▶ Exercise
Leave the pictures out. Return all other data exactly.

▶ Stored rows
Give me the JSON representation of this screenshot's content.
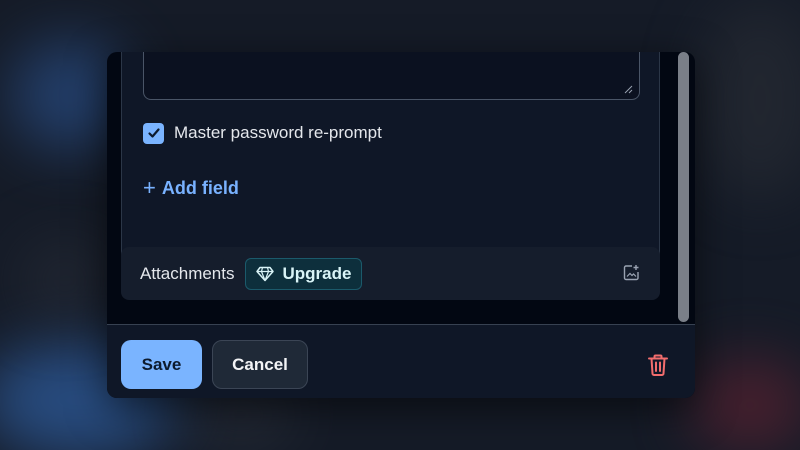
{
  "form": {
    "reprompt_label": "Master password re-prompt",
    "reprompt_checked": true,
    "add_field_label": "Add field"
  },
  "attachments": {
    "label": "Attachments",
    "upgrade_label": "Upgrade"
  },
  "footer": {
    "save_label": "Save",
    "cancel_label": "Cancel"
  },
  "colors": {
    "accent": "#7ab4ff",
    "danger": "#f26d6d",
    "upgrade_bg": "#0d2f3c"
  },
  "icons": [
    "resize-grip-icon",
    "checkmark-icon",
    "plus-icon",
    "diamond-icon",
    "add-attachment-icon",
    "trash-icon"
  ]
}
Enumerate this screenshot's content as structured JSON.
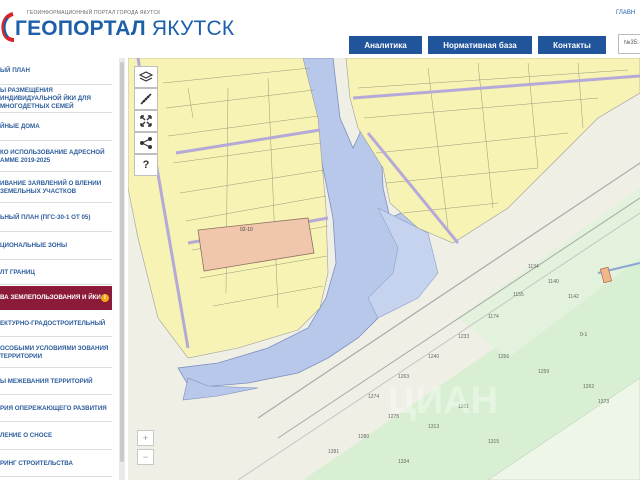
{
  "header": {
    "tagline": "ГЕОИНФОРМАЦИОННЫЙ ПОРТАЛ ГОРОДА ЯКУТСК",
    "logo_word1": "ГЕОПОРТАЛ",
    "logo_word2": "ЯКУТСК",
    "top_right_link": "ГЛАВН",
    "nav": {
      "analytics": "Аналитика",
      "normative": "Нормативная база",
      "contacts": "Контакты"
    },
    "search_value": "№35:"
  },
  "sidebar": {
    "items": [
      {
        "label": "ЫЙ ПЛАН"
      },
      {
        "label": "Ы РАЗМЕЩЕНИЯ ИНДИВИДУАЛЬНОЙ ЙКИ ДЛЯ МНОГОДЕТНЫХ СЕМЕЙ"
      },
      {
        "label": "ЙНЫЕ ДОМА"
      },
      {
        "label": "КО ИСПОЛЬЗОВАНИЕ АДРЕСНОЙ АММЕ 2019-2025"
      },
      {
        "label": "ИВАНИЕ ЗАЯВЛЕНИЙ О ВЛЕНИИ ЗЕМЕЛЬНЫХ УЧАСТКОВ"
      },
      {
        "label": "ЬНЫЙ ПЛАН (ПГС-30-1 ОТ 05)"
      },
      {
        "label": "ЦИОНАЛЬНЫЕ ЗОНЫ"
      },
      {
        "label": "ЛТ ГРАНИЦ"
      },
      {
        "label": "ВА ЗЕМЛЕПОЛЬЗОВАНИЯ И ЙКИ"
      },
      {
        "label": "ЕКТУРНО-ГРАДОСТРОИТЕЛЬНЫЙ"
      },
      {
        "label": "ОСОБЫМИ УСЛОВИЯМИ ЗОВАНИЯ ТЕРРИТОРИИ"
      },
      {
        "label": "Ы МЕЖЕВАНИЯ ТЕРРИТОРИЙ"
      },
      {
        "label": "РИЯ ОПЕРЕЖАЮЩЕГО РАЗВИТИЯ"
      },
      {
        "label": "ЛЕНИЕ О СНОСЕ"
      },
      {
        "label": "РИНГ СТРОИТЕЛЬСТВА"
      }
    ],
    "active_index": 8,
    "info_mark": "i"
  },
  "map": {
    "tools": {
      "layers": "layers-icon",
      "measure": "ruler-icon",
      "fullscreen": "fullscreen-icon",
      "share": "share-icon",
      "help": "?"
    },
    "zoom_in": "+",
    "zoom_out": "−",
    "parcel_label_main": "02-10",
    "parcel_label_right": "0-1",
    "watermark": "ЦИАН",
    "parcel_numbers": [
      "1134",
      "1140",
      "1142",
      "1155",
      "1174",
      "1233",
      "1240",
      "1256",
      "1259",
      "1262",
      "1263",
      "1274",
      "1275",
      "1280",
      "1281",
      "1311",
      "1313",
      "1315",
      "1334",
      "1373"
    ]
  },
  "colors": {
    "brand_blue": "#21559b",
    "active_item": "#8c1b3a",
    "info_dot": "#f2a814",
    "parcel_yellow": "#f6f3b4",
    "parcel_selected": "#f0c7ad",
    "water_blue": "#b7c8ea",
    "green_zone": "#d9efd3"
  }
}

▶ Finished task
Give me the JSON representation of this screenshot's content.
{
  "form": {
    "reprompt_label": "Master password re-prompt",
    "reprompt_checked": true,
    "add_field_label": "Add field"
  },
  "attachments": {
    "label": "Attachments",
    "upgrade_label": "Upgrade"
  },
  "footer": {
    "save_label": "Save",
    "cancel_label": "Cancel"
  },
  "colors": {
    "accent": "#7ab4ff",
    "danger": "#f26d6d",
    "upgrade_bg": "#0d2f3c"
  },
  "icons": [
    "resize-grip-icon",
    "checkmark-icon",
    "plus-icon",
    "diamond-icon",
    "add-attachment-icon",
    "trash-icon"
  ]
}
Enumerate this screenshot's content as structured JSON.
{
  "header": {
    "tagline": "ГЕОИНФОРМАЦИОННЫЙ ПОРТАЛ ГОРОДА ЯКУТСК",
    "logo_word1": "ГЕОПОРТАЛ",
    "logo_word2": "ЯКУТСК",
    "top_right_link": "ГЛАВН",
    "nav": {
      "analytics": "Аналитика",
      "normative": "Нормативная база",
      "contacts": "Контакты"
    },
    "search_value": "№35:"
  },
  "sidebar": {
    "items": [
      {
        "label": "ЫЙ ПЛАН"
      },
      {
        "label": "Ы РАЗМЕЩЕНИЯ ИНДИВИДУАЛЬНОЙ ЙКИ ДЛЯ МНОГОДЕТНЫХ СЕМЕЙ"
      },
      {
        "label": "ЙНЫЕ ДОМА"
      },
      {
        "label": "КО ИСПОЛЬЗОВАНИЕ АДРЕСНОЙ АММЕ 2019-2025"
      },
      {
        "label": "ИВАНИЕ ЗАЯВЛЕНИЙ О ВЛЕНИИ ЗЕМЕЛЬНЫХ УЧАСТКОВ"
      },
      {
        "label": "ЬНЫЙ ПЛАН (ПГС-30-1 ОТ 05)"
      },
      {
        "label": "ЦИОНАЛЬНЫЕ ЗОНЫ"
      },
      {
        "label": "ЛТ ГРАНИЦ"
      },
      {
        "label": "ВА ЗЕМЛЕПОЛЬЗОВАНИЯ И ЙКИ"
      },
      {
        "label": "ЕКТУРНО-ГРАДОСТРОИТЕЛЬНЫЙ"
      },
      {
        "label": "ОСОБЫМИ УСЛОВИЯМИ ЗОВАНИЯ ТЕРРИТОРИИ"
      },
      {
        "label": "Ы МЕЖЕВАНИЯ ТЕРРИТОРИЙ"
      },
      {
        "label": "РИЯ ОПЕРЕЖАЮЩЕГО РАЗВИТИЯ"
      },
      {
        "label": "ЛЕНИЕ О СНОСЕ"
      },
      {
        "label": "РИНГ СТРОИТЕЛЬСТВА"
      }
    ],
    "active_index": 8,
    "info_mark": "i"
  },
  "map": {
    "tools": {
      "layers": "layers-icon",
      "measure": "ruler-icon",
      "fullscreen": "fullscreen-icon",
      "share": "share-icon",
      "help": "?"
    },
    "zoom_in": "+",
    "zoom_out": "−",
    "parcel_label_main": "02-10",
    "parcel_label_right": "0-1",
    "watermark": "ЦИАН",
    "parcel_numbers": [
      "1134",
      "1140",
      "1142",
      "1155",
      "1174",
      "1233",
      "1240",
      "1256",
      "1259",
      "1262",
      "1263",
      "1274",
      "1275",
      "1280",
      "1281",
      "1311",
      "1313",
      "1315",
      "1334",
      "1373"
    ]
  },
  "colors": {
    "brand_blue": "#21559b",
    "active_item": "#8c1b3a",
    "info_dot": "#f2a814",
    "parcel_yellow": "#f6f3b4",
    "parcel_selected": "#f0c7ad",
    "water_blue": "#b7c8ea",
    "green_zone": "#d9efd3"
  }
}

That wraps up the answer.